[TASK PROMPT]: Reproduce every entry exactly.

[RECORDS TO USE]:
------------------------------
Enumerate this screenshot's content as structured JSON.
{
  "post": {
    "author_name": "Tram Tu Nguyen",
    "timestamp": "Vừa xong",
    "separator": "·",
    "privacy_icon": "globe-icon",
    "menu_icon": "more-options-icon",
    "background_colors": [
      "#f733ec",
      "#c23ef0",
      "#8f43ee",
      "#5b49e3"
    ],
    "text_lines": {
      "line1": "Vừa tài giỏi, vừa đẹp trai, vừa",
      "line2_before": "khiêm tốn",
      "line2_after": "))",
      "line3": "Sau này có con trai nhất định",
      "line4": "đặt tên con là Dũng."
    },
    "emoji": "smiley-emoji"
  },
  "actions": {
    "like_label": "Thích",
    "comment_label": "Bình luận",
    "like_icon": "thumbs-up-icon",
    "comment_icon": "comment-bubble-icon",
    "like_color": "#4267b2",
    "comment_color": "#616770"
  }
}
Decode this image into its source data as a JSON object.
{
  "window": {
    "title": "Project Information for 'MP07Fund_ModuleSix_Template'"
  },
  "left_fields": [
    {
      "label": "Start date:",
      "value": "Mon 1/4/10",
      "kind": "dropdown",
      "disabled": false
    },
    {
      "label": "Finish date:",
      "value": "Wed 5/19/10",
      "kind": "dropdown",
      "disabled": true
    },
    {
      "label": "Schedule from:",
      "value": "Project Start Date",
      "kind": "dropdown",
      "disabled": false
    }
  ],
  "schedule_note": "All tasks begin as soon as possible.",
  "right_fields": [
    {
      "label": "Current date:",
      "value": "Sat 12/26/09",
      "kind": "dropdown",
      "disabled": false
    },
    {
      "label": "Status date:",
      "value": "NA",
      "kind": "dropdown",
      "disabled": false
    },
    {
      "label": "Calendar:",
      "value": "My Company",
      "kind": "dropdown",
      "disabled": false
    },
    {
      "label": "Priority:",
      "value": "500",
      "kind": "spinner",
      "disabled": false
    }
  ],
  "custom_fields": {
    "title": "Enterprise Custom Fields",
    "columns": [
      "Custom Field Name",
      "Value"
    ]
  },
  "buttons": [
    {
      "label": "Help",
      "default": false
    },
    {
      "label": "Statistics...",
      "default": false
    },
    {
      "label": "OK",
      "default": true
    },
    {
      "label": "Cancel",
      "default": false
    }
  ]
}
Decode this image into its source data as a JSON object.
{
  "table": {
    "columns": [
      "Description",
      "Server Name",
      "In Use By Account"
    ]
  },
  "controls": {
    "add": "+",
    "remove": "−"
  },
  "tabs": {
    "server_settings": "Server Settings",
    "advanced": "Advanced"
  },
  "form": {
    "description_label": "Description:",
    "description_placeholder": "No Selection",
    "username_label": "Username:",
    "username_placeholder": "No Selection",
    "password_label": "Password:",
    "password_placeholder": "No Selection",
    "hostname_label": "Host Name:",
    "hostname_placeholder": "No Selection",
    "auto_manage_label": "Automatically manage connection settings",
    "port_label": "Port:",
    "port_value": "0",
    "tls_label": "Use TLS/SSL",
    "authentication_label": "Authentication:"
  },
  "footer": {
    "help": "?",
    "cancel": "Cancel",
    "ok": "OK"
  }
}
------------------------------
[RESULT]:
Enumerate this screenshot's content as structured JSON.
{
  "post": {
    "author_name": "Tram Tu Nguyen",
    "timestamp": "Vừa xong",
    "separator": "·",
    "privacy_icon": "globe-icon",
    "menu_icon": "more-options-icon",
    "background_colors": [
      "#f733ec",
      "#c23ef0",
      "#8f43ee",
      "#5b49e3"
    ],
    "text_lines": {
      "line1": "Vừa tài giỏi, vừa đẹp trai, vừa",
      "line2_before": "khiêm tốn",
      "line2_after": "))",
      "line3": "Sau này có con trai nhất định",
      "line4": "đặt tên con là Dũng."
    },
    "emoji": "smiley-emoji"
  },
  "actions": {
    "like_label": "Thích",
    "comment_label": "Bình luận",
    "like_icon": "thumbs-up-icon",
    "comment_icon": "comment-bubble-icon",
    "like_color": "#4267b2",
    "comment_color": "#616770"
  }
}
Decode this image into its source data as a JSON object.
{
  "window": {
    "title": "Project Information for 'MP07Fund_ModuleSix_Template'"
  },
  "left_fields": [
    {
      "label": "Start date:",
      "value": "Mon 1/4/10",
      "kind": "dropdown",
      "disabled": false
    },
    {
      "label": "Finish date:",
      "value": "Wed 5/19/10",
      "kind": "dropdown",
      "disabled": true
    },
    {
      "label": "Schedule from:",
      "value": "Project Start Date",
      "kind": "dropdown",
      "disabled": false
    }
  ],
  "schedule_note": "All tasks begin as soon as possible.",
  "right_fields": [
    {
      "label": "Current date:",
      "value": "Sat 12/26/09",
      "kind": "dropdown",
      "disabled": false
    },
    {
      "label": "Status date:",
      "value": "NA",
      "kind": "dropdown",
      "disabled": false
    },
    {
      "label": "Calendar:",
      "value": "My Company",
      "kind": "dropdown",
      "disabled": false
    },
    {
      "label": "Priority:",
      "value": "500",
      "kind": "spinner",
      "disabled": false
    }
  ],
  "custom_fields": {
    "title": "Enterprise Custom Fields",
    "columns": [
      "Custom Field Name",
      "Value"
    ]
  },
  "buttons": [
    {
      "label": "Help",
      "default": false
    },
    {
      "label": "Statistics...",
      "default": false
    },
    {
      "label": "OK",
      "default": true
    },
    {
      "label": "Cancel",
      "default": false
    }
  ]
}
Decode this image into its source data as a JSON object.
{
  "table": {
    "columns": [
      "Description",
      "Server Name",
      "In Use By Account"
    ]
  },
  "controls": {
    "add": "+",
    "remove": "−"
  },
  "tabs": {
    "server_settings": "Server Settings",
    "advanced": "Advanced"
  },
  "form": {
    "description_label": "Description:",
    "description_placeholder": "No Selection",
    "username_label": "Username:",
    "username_placeholder": "No Selection",
    "password_label": "Password:",
    "password_placeholder": "No Selection",
    "hostname_label": "Host Name:",
    "hostname_placeholder": "No Selection",
    "auto_manage_label": "Automatically manage connection settings",
    "port_label": "Port:",
    "port_value": "0",
    "tls_label": "Use TLS/SSL",
    "authentication_label": "Authentication:"
  },
  "footer": {
    "help": "?",
    "cancel": "Cancel",
    "ok": "OK"
  }
}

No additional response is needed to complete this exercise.